** START **
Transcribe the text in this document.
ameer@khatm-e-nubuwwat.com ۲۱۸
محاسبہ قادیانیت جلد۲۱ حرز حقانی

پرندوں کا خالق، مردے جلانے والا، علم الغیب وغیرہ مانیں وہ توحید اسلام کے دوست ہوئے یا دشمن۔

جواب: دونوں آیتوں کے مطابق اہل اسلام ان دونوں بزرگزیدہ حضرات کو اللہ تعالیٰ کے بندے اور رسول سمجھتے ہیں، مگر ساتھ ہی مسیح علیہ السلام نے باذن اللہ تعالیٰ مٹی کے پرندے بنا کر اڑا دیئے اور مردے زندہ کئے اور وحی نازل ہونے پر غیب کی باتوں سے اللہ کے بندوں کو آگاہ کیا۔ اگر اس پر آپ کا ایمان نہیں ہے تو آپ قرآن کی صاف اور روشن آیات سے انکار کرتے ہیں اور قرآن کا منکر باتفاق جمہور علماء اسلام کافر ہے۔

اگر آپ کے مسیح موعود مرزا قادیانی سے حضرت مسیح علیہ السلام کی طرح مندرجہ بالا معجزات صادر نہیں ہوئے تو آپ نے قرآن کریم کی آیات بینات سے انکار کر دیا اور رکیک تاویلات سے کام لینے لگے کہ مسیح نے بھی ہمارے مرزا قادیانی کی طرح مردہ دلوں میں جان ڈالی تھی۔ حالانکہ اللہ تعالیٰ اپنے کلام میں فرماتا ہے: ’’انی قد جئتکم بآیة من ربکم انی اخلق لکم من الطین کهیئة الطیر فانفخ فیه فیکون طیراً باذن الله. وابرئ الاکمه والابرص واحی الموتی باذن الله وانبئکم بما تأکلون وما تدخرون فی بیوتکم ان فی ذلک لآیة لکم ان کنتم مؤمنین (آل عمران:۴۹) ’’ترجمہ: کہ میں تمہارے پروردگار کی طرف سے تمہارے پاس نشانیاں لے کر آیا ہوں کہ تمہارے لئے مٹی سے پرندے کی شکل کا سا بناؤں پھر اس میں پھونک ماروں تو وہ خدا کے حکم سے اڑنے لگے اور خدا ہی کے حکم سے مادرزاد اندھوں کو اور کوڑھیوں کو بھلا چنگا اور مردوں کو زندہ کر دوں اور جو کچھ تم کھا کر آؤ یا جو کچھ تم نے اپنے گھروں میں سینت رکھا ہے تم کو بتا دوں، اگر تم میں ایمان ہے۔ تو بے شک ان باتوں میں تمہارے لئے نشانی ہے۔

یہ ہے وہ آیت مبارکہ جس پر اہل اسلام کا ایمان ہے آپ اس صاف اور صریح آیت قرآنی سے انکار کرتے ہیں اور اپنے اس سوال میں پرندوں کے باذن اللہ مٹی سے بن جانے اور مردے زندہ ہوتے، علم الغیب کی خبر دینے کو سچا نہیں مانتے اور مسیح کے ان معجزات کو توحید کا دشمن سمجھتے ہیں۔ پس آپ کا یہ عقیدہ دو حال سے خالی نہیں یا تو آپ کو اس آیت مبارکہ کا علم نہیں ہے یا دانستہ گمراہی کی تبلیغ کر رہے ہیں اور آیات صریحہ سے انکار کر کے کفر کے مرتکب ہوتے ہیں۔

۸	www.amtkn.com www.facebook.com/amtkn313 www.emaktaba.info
** END **
** START **
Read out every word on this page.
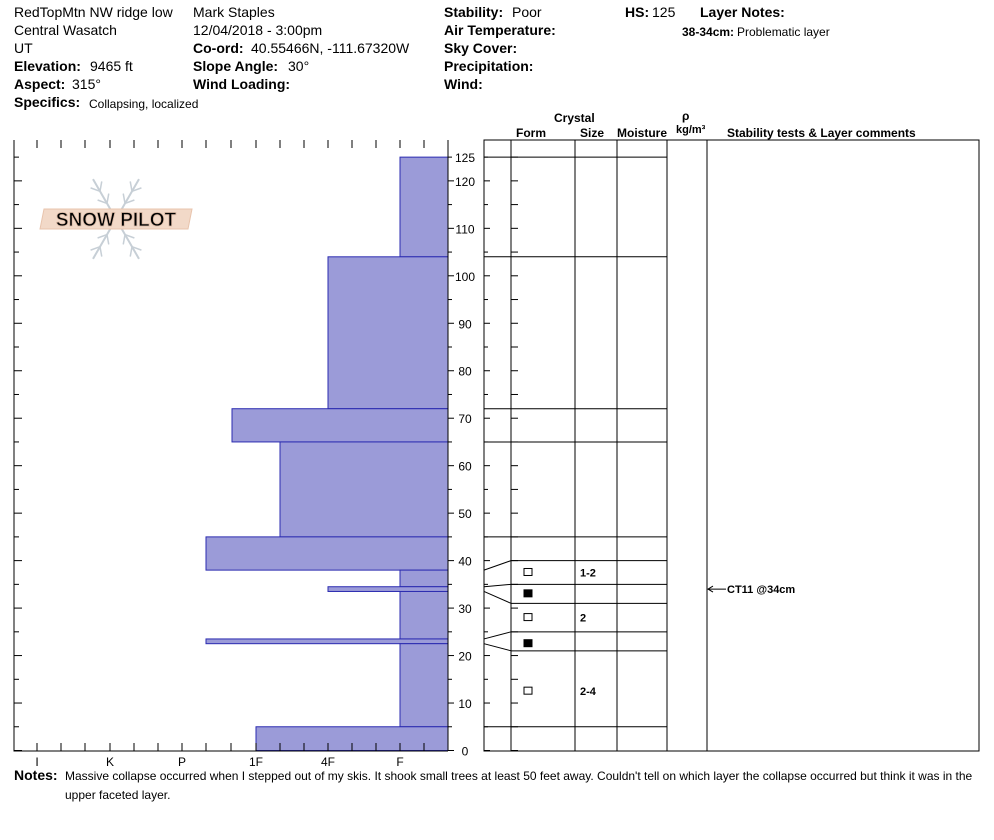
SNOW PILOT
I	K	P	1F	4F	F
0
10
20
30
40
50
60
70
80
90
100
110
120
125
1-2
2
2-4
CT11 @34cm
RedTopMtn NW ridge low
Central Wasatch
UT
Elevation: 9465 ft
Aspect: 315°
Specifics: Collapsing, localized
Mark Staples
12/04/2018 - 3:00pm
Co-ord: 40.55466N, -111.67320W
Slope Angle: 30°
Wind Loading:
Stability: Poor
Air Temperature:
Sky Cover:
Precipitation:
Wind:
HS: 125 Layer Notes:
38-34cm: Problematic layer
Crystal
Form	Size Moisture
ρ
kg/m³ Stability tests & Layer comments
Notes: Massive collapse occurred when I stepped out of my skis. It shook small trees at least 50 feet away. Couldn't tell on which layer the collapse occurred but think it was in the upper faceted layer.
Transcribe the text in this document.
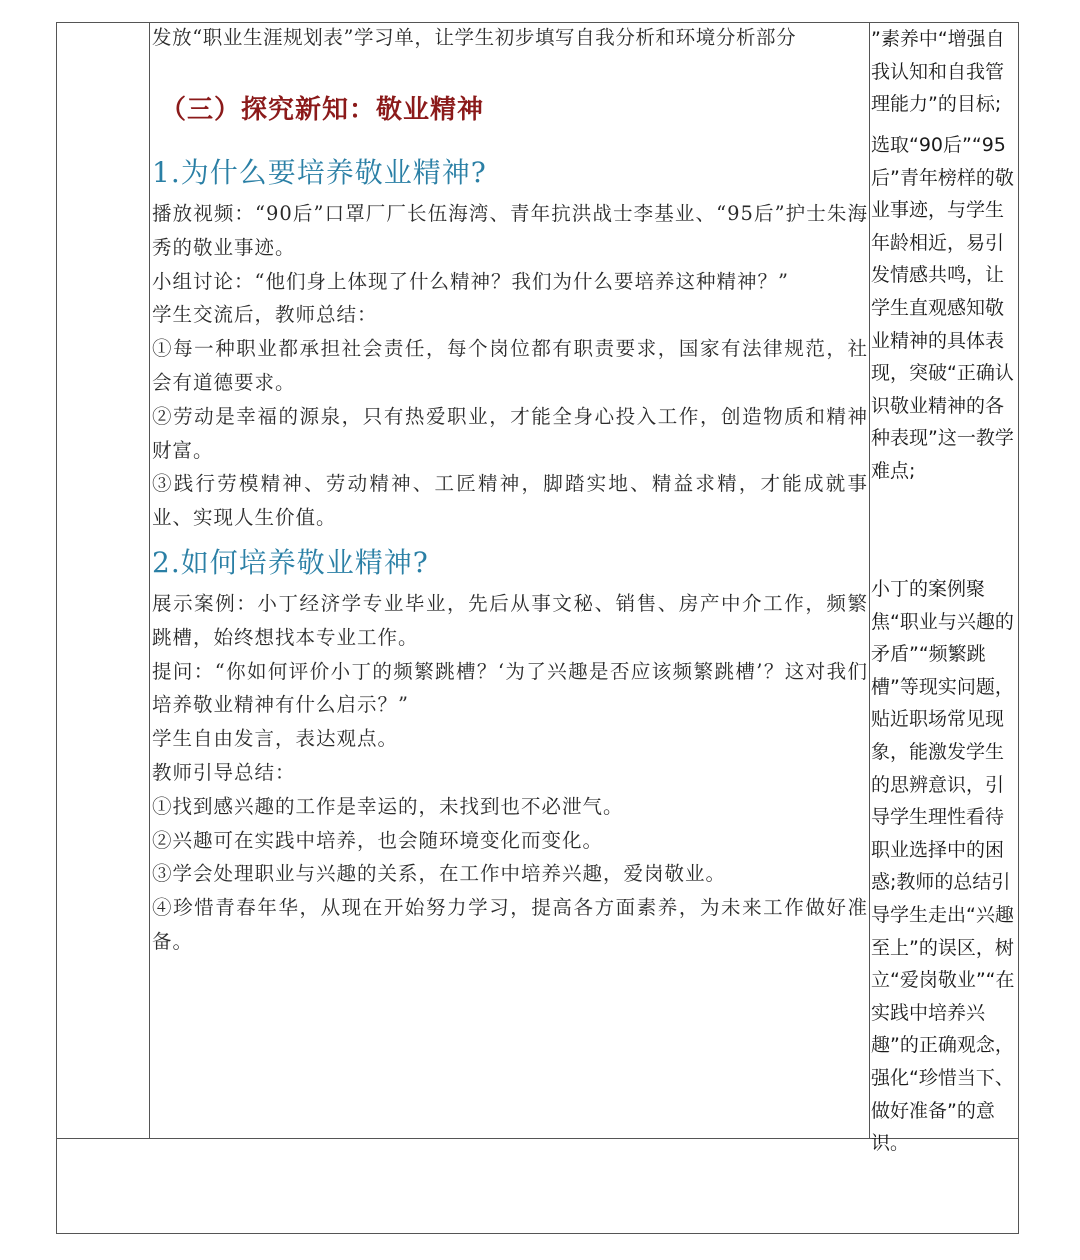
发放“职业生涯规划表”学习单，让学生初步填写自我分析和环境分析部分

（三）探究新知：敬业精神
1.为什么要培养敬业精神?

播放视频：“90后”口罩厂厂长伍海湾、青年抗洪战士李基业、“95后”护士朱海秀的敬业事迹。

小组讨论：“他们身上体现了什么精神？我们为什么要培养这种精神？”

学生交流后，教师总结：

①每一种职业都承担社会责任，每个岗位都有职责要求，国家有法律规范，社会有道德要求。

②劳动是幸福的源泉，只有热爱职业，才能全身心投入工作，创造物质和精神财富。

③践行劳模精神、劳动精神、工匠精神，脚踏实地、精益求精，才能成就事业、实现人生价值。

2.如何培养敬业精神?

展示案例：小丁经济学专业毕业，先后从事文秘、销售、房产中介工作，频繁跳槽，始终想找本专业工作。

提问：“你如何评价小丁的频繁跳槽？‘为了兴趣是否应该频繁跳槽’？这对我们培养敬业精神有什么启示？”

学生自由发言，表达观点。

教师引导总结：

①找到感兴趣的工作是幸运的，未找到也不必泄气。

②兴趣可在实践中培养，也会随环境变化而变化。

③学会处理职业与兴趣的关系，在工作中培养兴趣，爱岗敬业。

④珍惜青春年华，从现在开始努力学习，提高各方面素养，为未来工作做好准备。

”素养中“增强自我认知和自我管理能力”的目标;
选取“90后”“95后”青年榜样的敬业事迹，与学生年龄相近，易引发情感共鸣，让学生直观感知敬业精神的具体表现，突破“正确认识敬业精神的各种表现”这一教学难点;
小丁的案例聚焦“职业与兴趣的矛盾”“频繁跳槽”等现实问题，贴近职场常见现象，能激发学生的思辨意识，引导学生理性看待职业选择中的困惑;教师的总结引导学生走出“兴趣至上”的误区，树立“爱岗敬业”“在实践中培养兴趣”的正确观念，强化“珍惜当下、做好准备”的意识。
** END **
** START **
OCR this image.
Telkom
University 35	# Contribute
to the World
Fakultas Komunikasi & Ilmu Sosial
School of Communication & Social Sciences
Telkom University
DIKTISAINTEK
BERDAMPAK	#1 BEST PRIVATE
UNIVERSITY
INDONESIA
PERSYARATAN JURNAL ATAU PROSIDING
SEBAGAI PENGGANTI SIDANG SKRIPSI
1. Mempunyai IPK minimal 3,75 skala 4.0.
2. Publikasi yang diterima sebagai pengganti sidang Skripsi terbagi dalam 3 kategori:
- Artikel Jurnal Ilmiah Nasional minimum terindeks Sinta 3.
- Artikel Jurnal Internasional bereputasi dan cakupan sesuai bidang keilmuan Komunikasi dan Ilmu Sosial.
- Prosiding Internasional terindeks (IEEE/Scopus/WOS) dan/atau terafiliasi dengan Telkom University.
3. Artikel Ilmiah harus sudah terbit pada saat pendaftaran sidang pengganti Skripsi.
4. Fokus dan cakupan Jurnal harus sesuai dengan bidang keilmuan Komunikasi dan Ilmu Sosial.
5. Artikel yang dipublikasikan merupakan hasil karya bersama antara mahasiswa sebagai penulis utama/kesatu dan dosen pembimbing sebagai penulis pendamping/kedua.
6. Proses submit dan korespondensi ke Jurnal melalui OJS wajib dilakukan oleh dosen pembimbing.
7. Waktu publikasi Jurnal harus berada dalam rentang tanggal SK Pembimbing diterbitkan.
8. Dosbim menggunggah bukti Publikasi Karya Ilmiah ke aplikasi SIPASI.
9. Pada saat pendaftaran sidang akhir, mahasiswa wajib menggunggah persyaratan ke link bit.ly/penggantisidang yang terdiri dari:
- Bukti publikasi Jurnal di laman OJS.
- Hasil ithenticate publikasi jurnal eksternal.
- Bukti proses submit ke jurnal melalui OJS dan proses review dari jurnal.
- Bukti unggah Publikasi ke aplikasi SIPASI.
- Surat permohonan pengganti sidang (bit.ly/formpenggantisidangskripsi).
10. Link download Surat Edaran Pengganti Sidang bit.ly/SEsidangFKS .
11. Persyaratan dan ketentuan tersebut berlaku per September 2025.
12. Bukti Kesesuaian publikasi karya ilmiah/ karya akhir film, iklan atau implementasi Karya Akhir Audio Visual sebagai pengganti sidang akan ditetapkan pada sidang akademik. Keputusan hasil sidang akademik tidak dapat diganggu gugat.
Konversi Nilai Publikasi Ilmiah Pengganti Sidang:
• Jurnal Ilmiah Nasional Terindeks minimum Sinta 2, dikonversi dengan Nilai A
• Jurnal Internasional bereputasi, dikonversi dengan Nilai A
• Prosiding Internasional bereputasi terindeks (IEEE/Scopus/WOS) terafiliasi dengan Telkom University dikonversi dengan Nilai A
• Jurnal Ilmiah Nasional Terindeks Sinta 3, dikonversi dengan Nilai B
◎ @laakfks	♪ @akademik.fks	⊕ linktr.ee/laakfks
** END **
(Challenge)
Count the lines that include the word "submit" and state the result as a bare number.

(The reply)
2